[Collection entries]
━━━━━━━━━━━━━━━━━━━━━━━━━━━━━━

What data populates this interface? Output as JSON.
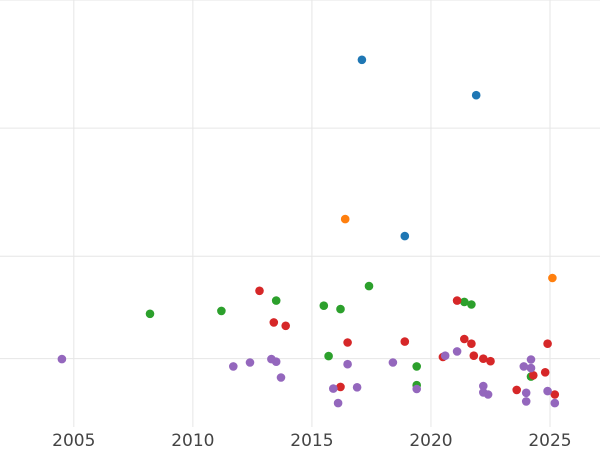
{
  "chart_data": {
    "type": "scatter",
    "title": "",
    "xlabel": "",
    "ylabel": "",
    "xlim": [
      2001.9,
      2027.1
    ],
    "ylim": [
      0,
      100
    ],
    "x_ticks": [
      2005,
      2010,
      2015,
      2020,
      2025
    ],
    "x_tick_labels": [
      "2005",
      "2010",
      "2015",
      "2020",
      "2025"
    ],
    "y_gridlines": [
      16,
      40,
      70,
      100
    ],
    "grid": true,
    "legend": "none",
    "background": "#ffffff",
    "grid_color": "#e6e6e6",
    "series": [
      {
        "color": "#1f77b4",
        "points": [
          [
            2017.1,
            86.0
          ],
          [
            2021.9,
            77.7
          ],
          [
            2018.9,
            44.7
          ]
        ]
      },
      {
        "color": "#ff7f0e",
        "points": [
          [
            2016.4,
            48.7
          ],
          [
            2025.1,
            34.9
          ]
        ]
      },
      {
        "color": "#2ca02c",
        "points": [
          [
            2008.2,
            26.5
          ],
          [
            2011.2,
            27.2
          ],
          [
            2013.5,
            29.6
          ],
          [
            2015.5,
            28.4
          ],
          [
            2016.2,
            27.6
          ],
          [
            2017.4,
            33.0
          ],
          [
            2015.7,
            16.6
          ],
          [
            2019.4,
            14.2
          ],
          [
            2019.4,
            9.8
          ],
          [
            2021.4,
            29.3
          ],
          [
            2021.7,
            28.7
          ],
          [
            2024.2,
            11.8
          ]
        ]
      },
      {
        "color": "#d62728",
        "points": [
          [
            2012.8,
            31.9
          ],
          [
            2013.4,
            24.5
          ],
          [
            2013.9,
            23.7
          ],
          [
            2016.5,
            19.8
          ],
          [
            2016.2,
            9.4
          ],
          [
            2018.9,
            20.0
          ],
          [
            2020.5,
            16.4
          ],
          [
            2021.1,
            29.6
          ],
          [
            2021.4,
            20.6
          ],
          [
            2021.7,
            19.5
          ],
          [
            2021.8,
            16.7
          ],
          [
            2022.2,
            16.0
          ],
          [
            2022.5,
            15.4
          ],
          [
            2023.6,
            8.7
          ],
          [
            2024.3,
            12.1
          ],
          [
            2024.8,
            12.8
          ],
          [
            2024.9,
            19.5
          ],
          [
            2025.2,
            7.6
          ]
        ]
      },
      {
        "color": "#9467bd",
        "points": [
          [
            2004.5,
            15.9
          ],
          [
            2011.7,
            14.2
          ],
          [
            2012.4,
            15.1
          ],
          [
            2013.3,
            15.9
          ],
          [
            2013.5,
            15.3
          ],
          [
            2013.7,
            11.6
          ],
          [
            2015.9,
            9.0
          ],
          [
            2016.1,
            5.6
          ],
          [
            2016.5,
            14.7
          ],
          [
            2016.9,
            9.3
          ],
          [
            2018.4,
            15.1
          ],
          [
            2019.4,
            8.9
          ],
          [
            2020.6,
            16.7
          ],
          [
            2021.1,
            17.7
          ],
          [
            2022.2,
            9.6
          ],
          [
            2022.2,
            8.1
          ],
          [
            2022.4,
            7.6
          ],
          [
            2023.9,
            14.2
          ],
          [
            2024.0,
            8.0
          ],
          [
            2024.0,
            6.0
          ],
          [
            2024.2,
            15.8
          ],
          [
            2024.2,
            13.8
          ],
          [
            2024.9,
            8.4
          ],
          [
            2025.2,
            5.6
          ]
        ]
      }
    ]
  }
}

━━━━━━━━━━━━━━━━━━━━━━━━━━━━━━

- **What you are asked to do**:
Extract every line of the data exactly; pictures stay out.

- **Reply to the task**:
What data populates this interface? Output as JSON.
{
  "chart_data": {
    "type": "scatter",
    "title": "",
    "xlabel": "",
    "ylabel": "",
    "xlim": [
      2001.9,
      2027.1
    ],
    "ylim": [
      0,
      100
    ],
    "x_ticks": [
      2005,
      2010,
      2015,
      2020,
      2025
    ],
    "x_tick_labels": [
      "2005",
      "2010",
      "2015",
      "2020",
      "2025"
    ],
    "y_gridlines": [
      16,
      40,
      70,
      100
    ],
    "grid": true,
    "legend": "none",
    "background": "#ffffff",
    "grid_color": "#e6e6e6",
    "series": [
      {
        "color": "#1f77b4",
        "points": [
          [
            2017.1,
            86.0
          ],
          [
            2021.9,
            77.7
          ],
          [
            2018.9,
            44.7
          ]
        ]
      },
      {
        "color": "#ff7f0e",
        "points": [
          [
            2016.4,
            48.7
          ],
          [
            2025.1,
            34.9
          ]
        ]
      },
      {
        "color": "#2ca02c",
        "points": [
          [
            2008.2,
            26.5
          ],
          [
            2011.2,
            27.2
          ],
          [
            2013.5,
            29.6
          ],
          [
            2015.5,
            28.4
          ],
          [
            2016.2,
            27.6
          ],
          [
            2017.4,
            33.0
          ],
          [
            2015.7,
            16.6
          ],
          [
            2019.4,
            14.2
          ],
          [
            2019.4,
            9.8
          ],
          [
            2021.4,
            29.3
          ],
          [
            2021.7,
            28.7
          ],
          [
            2024.2,
            11.8
          ]
        ]
      },
      {
        "color": "#d62728",
        "points": [
          [
            2012.8,
            31.9
          ],
          [
            2013.4,
            24.5
          ],
          [
            2013.9,
            23.7
          ],
          [
            2016.5,
            19.8
          ],
          [
            2016.2,
            9.4
          ],
          [
            2018.9,
            20.0
          ],
          [
            2020.5,
            16.4
          ],
          [
            2021.1,
            29.6
          ],
          [
            2021.4,
            20.6
          ],
          [
            2021.7,
            19.5
          ],
          [
            2021.8,
            16.7
          ],
          [
            2022.2,
            16.0
          ],
          [
            2022.5,
            15.4
          ],
          [
            2023.6,
            8.7
          ],
          [
            2024.3,
            12.1
          ],
          [
            2024.8,
            12.8
          ],
          [
            2024.9,
            19.5
          ],
          [
            2025.2,
            7.6
          ]
        ]
      },
      {
        "color": "#9467bd",
        "points": [
          [
            2004.5,
            15.9
          ],
          [
            2011.7,
            14.2
          ],
          [
            2012.4,
            15.1
          ],
          [
            2013.3,
            15.9
          ],
          [
            2013.5,
            15.3
          ],
          [
            2013.7,
            11.6
          ],
          [
            2015.9,
            9.0
          ],
          [
            2016.1,
            5.6
          ],
          [
            2016.5,
            14.7
          ],
          [
            2016.9,
            9.3
          ],
          [
            2018.4,
            15.1
          ],
          [
            2019.4,
            8.9
          ],
          [
            2020.6,
            16.7
          ],
          [
            2021.1,
            17.7
          ],
          [
            2022.2,
            9.6
          ],
          [
            2022.2,
            8.1
          ],
          [
            2022.4,
            7.6
          ],
          [
            2023.9,
            14.2
          ],
          [
            2024.0,
            8.0
          ],
          [
            2024.0,
            6.0
          ],
          [
            2024.2,
            15.8
          ],
          [
            2024.2,
            13.8
          ],
          [
            2024.9,
            8.4
          ],
          [
            2025.2,
            5.6
          ]
        ]
      }
    ]
  }
}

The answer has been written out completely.